> _Written request_: Collect all lines containing the word "проведении" from the data.

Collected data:
-- start --

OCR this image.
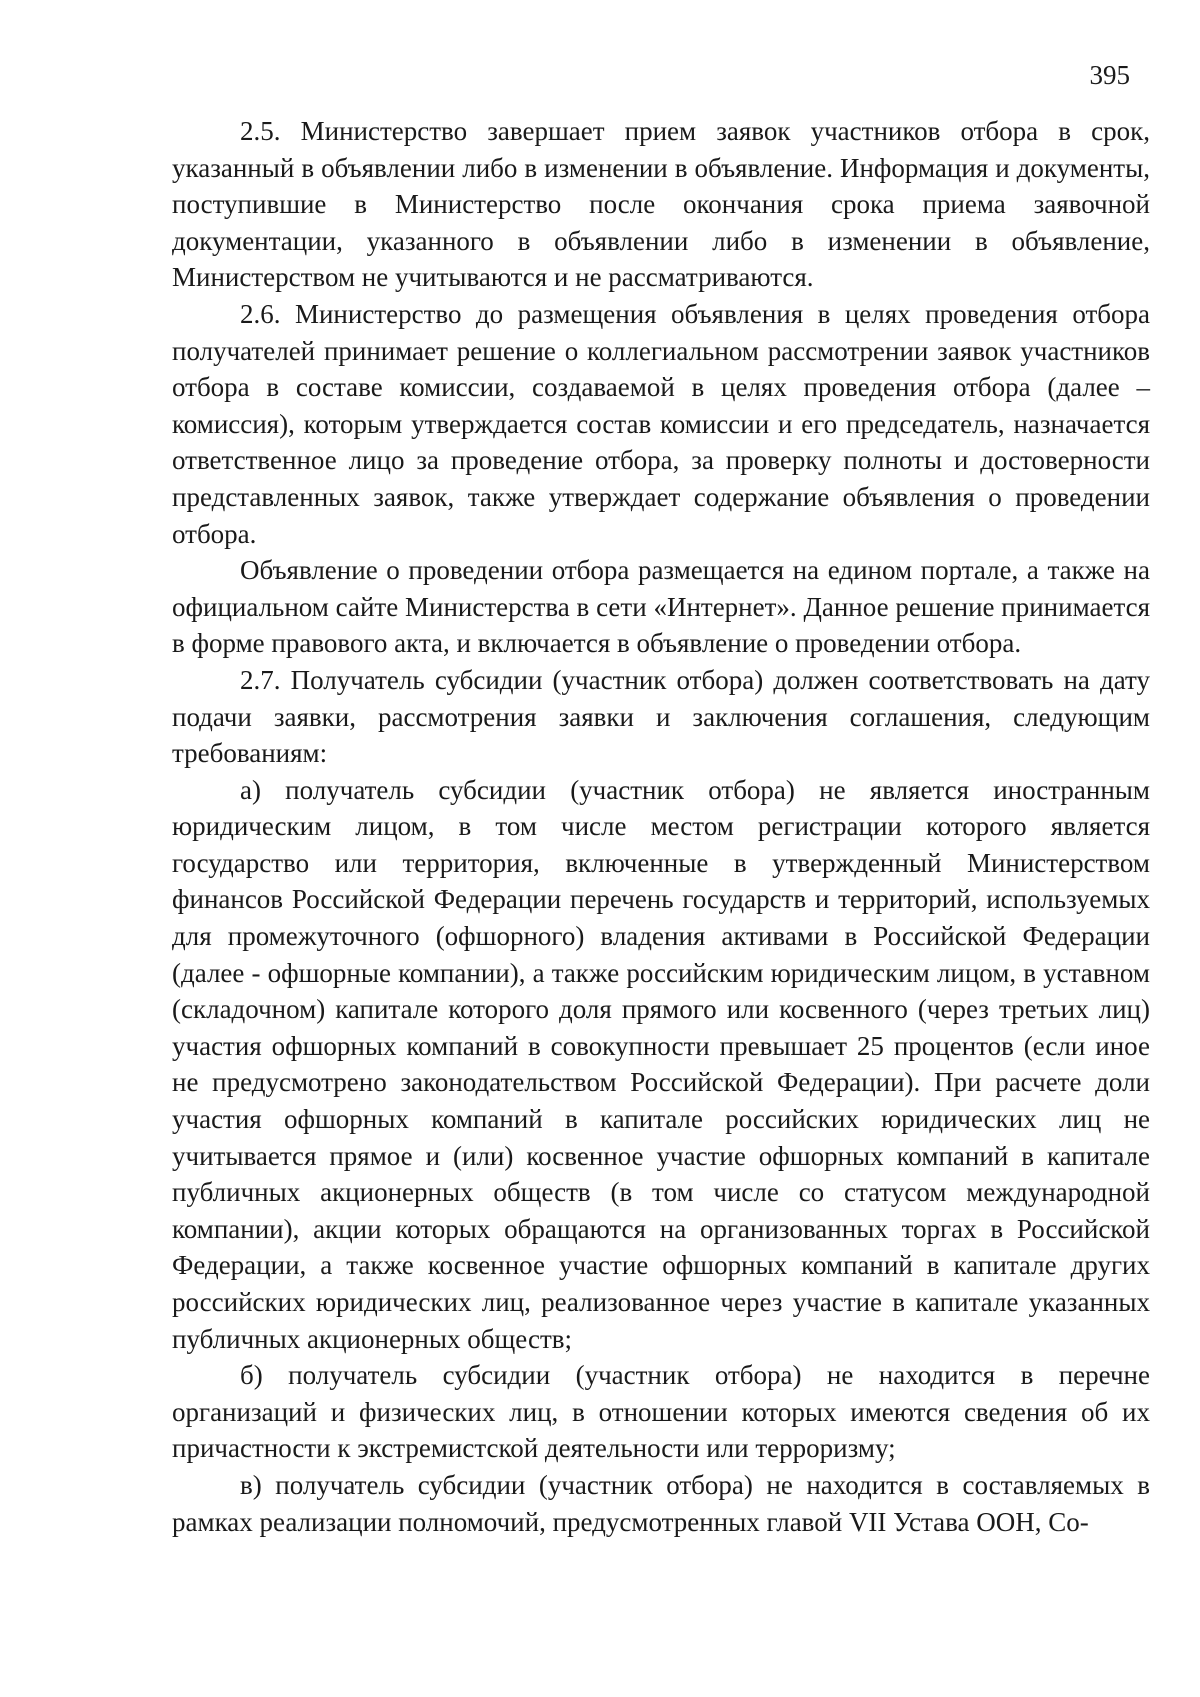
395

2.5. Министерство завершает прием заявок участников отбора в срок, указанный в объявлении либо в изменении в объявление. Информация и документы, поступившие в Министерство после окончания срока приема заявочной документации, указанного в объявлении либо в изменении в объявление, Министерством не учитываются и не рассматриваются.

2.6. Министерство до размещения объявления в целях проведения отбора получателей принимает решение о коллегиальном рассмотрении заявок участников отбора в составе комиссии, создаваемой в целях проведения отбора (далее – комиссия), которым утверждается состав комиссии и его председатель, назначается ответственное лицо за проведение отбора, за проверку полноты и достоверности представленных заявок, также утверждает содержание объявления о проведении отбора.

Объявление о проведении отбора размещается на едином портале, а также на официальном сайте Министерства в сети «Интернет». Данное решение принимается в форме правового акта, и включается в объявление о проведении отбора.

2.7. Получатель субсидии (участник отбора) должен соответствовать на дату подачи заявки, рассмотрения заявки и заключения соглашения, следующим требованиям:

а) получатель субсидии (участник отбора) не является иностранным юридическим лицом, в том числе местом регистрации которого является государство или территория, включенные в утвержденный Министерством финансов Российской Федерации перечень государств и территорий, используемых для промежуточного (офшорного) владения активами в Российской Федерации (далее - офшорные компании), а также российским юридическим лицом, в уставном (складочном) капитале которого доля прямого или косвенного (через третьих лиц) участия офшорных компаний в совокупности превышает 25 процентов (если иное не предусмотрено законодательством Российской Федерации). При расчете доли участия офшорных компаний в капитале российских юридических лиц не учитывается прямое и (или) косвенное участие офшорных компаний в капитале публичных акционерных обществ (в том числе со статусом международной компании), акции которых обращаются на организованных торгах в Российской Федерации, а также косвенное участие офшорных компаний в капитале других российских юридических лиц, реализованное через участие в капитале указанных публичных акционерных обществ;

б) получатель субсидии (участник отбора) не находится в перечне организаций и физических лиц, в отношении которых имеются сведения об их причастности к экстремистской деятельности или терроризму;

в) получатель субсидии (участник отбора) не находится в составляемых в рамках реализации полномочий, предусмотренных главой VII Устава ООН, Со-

-- end --

> _Exercise result_:
2.6. Министерство до размещения объявления в целях проведения отбора получателей принимает решение о коллегиальном рассмотрении заявок участников отбора в составе комиссии, создаваемой в целях проведения отбора (далее – комиссия), которым утверждается состав комиссии и его председатель, назначается ответственное лицо за проведение отбора, за проверку полноты и достоверности представленных заявок, также утверждает содержание объявления о проведении отбора.
Объявление о проведении отбора размещается на едином портале, а также на официальном сайте Министерства в сети «Интернет». Данное решение принимается в форме правового акта, и включается в объявление о проведении отбора.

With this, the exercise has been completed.